#### Objective:
Gather all lines in the data that hold the string "Proposals".
'''
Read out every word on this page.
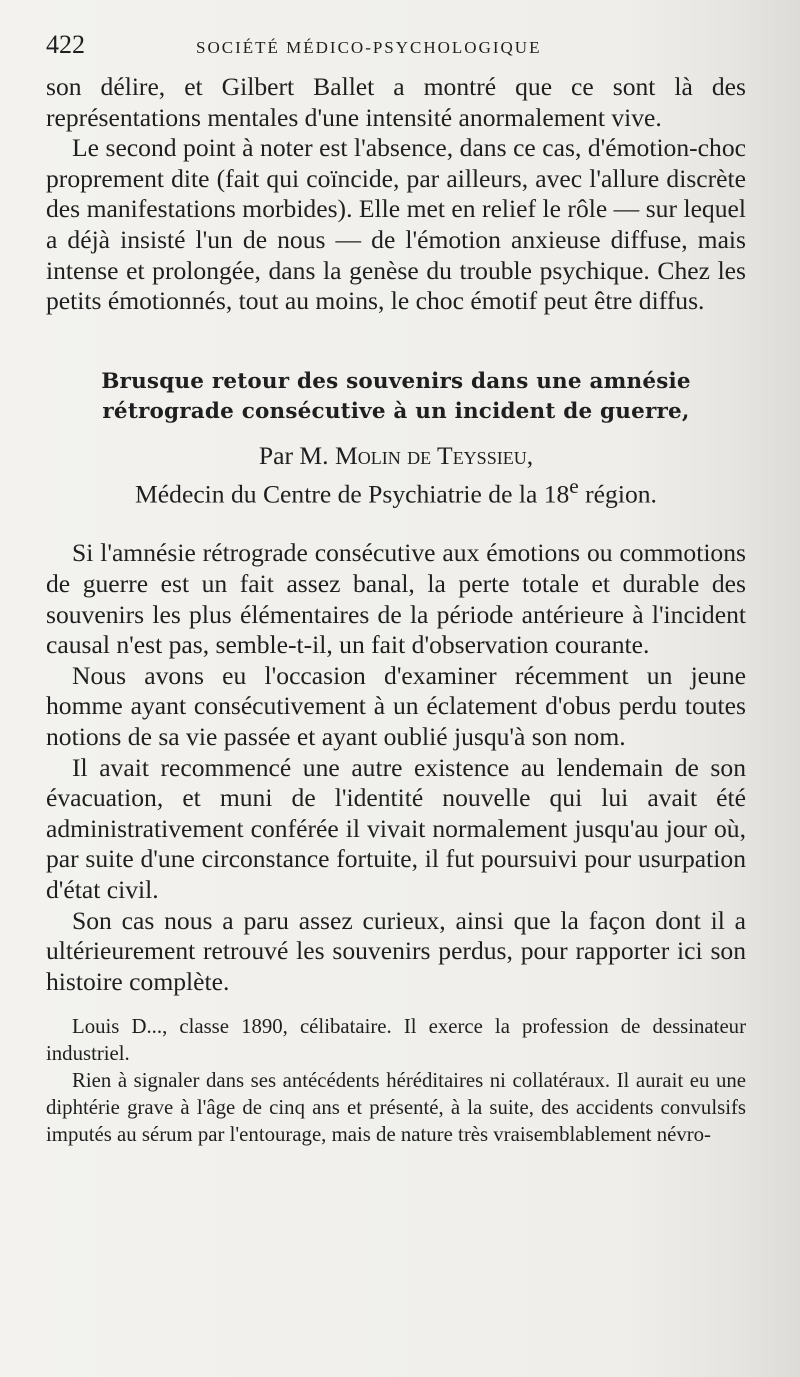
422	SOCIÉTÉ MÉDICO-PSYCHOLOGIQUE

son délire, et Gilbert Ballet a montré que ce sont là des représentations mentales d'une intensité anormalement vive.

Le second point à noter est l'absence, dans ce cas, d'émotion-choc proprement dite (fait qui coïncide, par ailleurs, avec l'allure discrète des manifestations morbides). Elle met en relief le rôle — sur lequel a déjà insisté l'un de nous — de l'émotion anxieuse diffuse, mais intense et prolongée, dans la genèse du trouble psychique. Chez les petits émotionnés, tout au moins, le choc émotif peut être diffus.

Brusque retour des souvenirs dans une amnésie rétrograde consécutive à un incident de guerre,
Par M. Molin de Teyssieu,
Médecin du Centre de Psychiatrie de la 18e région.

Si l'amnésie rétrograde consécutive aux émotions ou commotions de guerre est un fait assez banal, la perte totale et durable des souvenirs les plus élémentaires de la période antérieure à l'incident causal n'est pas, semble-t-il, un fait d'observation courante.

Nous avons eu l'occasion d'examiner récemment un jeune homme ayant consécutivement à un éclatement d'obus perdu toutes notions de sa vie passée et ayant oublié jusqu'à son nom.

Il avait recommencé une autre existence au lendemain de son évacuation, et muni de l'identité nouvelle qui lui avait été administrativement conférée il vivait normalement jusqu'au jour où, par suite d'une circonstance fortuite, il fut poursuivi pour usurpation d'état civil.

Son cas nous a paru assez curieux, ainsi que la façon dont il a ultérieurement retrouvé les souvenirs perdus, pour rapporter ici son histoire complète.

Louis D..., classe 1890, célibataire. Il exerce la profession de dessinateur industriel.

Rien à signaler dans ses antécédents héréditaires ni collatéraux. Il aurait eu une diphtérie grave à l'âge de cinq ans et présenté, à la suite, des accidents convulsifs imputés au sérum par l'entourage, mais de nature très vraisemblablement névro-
'''
'''
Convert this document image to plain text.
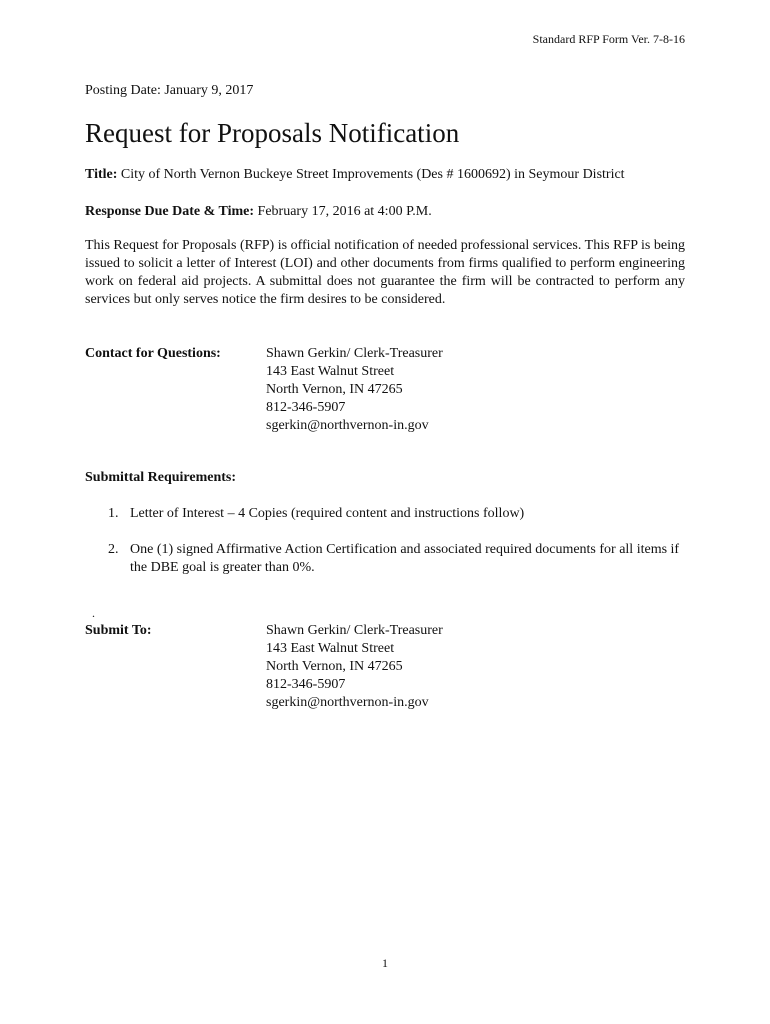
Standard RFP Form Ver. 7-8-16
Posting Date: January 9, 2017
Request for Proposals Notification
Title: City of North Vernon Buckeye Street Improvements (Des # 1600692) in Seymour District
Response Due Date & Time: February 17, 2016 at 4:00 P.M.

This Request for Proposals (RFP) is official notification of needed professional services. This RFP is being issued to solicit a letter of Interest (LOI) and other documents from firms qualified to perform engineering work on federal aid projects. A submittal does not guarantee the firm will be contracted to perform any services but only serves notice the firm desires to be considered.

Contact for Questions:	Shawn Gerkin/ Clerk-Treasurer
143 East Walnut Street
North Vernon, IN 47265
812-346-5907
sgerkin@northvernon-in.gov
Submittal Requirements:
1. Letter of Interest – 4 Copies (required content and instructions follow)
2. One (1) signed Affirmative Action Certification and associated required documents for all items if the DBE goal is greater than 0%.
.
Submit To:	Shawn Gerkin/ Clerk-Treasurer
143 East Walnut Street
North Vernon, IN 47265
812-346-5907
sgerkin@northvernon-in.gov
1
'''
#### Result for this task:
Request for Proposals Notification
This Request for Proposals (RFP) is official notification of needed professional services. This RFP is being issued to solicit a letter of Interest (LOI) and other documents from firms qualified to perform engineering work on federal aid projects. A submittal does not guarantee the firm will be contracted to perform any services but only serves notice the firm desires to be considered.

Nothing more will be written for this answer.